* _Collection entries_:
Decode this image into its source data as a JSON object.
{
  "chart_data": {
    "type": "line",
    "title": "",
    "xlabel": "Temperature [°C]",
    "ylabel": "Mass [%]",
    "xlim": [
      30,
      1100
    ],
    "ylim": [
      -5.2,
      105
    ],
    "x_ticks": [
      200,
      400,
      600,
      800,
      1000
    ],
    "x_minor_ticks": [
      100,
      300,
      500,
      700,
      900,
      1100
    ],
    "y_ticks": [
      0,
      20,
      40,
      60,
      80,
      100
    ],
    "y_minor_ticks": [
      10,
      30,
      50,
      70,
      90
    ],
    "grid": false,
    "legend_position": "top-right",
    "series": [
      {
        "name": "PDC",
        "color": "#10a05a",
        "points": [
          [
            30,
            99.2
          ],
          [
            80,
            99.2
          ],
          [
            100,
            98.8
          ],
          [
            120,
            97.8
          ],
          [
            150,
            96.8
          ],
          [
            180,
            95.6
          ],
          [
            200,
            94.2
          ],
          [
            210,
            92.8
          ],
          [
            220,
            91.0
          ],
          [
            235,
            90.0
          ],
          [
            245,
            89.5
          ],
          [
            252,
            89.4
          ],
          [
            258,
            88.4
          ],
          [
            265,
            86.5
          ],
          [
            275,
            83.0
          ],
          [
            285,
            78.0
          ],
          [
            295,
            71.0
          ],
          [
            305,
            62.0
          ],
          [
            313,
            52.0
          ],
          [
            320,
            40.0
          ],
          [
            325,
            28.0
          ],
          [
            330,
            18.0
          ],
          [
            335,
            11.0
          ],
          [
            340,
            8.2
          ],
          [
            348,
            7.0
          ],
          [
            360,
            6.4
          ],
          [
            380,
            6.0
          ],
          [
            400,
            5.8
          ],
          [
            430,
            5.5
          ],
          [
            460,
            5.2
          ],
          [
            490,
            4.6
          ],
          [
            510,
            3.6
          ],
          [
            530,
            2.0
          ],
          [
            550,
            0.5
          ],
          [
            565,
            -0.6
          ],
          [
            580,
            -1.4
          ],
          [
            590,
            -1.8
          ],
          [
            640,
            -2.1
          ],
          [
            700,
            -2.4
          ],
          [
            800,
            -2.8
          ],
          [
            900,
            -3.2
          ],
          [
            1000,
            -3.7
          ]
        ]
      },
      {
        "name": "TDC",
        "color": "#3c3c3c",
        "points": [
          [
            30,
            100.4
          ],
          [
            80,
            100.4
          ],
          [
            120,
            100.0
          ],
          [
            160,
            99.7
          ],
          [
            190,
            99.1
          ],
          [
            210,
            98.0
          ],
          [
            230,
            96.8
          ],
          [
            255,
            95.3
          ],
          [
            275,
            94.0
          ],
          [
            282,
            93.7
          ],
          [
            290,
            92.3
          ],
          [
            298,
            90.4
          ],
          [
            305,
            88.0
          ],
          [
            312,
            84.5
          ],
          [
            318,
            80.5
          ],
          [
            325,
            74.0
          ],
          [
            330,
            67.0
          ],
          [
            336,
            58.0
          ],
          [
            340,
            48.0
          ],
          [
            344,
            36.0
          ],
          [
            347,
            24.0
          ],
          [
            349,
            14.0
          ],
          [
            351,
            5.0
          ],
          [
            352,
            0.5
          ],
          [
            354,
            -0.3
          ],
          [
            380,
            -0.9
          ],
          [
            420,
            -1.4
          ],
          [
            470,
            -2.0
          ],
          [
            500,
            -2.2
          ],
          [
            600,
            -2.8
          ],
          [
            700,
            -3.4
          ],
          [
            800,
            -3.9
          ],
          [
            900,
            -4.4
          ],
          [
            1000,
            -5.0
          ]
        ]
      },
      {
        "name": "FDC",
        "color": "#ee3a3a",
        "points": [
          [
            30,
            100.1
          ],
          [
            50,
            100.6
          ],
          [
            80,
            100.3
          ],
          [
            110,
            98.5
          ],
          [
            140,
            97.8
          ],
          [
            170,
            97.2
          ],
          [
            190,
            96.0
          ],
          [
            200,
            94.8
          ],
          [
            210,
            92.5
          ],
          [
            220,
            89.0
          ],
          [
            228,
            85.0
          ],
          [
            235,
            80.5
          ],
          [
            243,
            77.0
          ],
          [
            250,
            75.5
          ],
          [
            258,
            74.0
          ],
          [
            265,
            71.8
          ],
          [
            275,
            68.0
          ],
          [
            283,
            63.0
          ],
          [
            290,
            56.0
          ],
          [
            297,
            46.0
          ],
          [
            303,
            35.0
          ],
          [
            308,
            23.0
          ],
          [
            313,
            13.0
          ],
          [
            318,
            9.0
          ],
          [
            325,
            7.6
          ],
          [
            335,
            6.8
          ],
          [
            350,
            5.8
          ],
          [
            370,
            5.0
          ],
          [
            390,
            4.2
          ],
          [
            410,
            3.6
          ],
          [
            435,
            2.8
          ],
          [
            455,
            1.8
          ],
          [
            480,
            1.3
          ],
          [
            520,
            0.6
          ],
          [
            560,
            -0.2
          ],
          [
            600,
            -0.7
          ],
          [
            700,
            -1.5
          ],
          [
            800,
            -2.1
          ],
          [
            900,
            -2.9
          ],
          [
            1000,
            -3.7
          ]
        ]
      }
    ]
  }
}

* _Exercise instructions_: Select and copy every line of the material that holds the string "color".

* _Final result_:
        "color": "#10a05a",
        "color": "#3c3c3c",
        "color": "#ee3a3a",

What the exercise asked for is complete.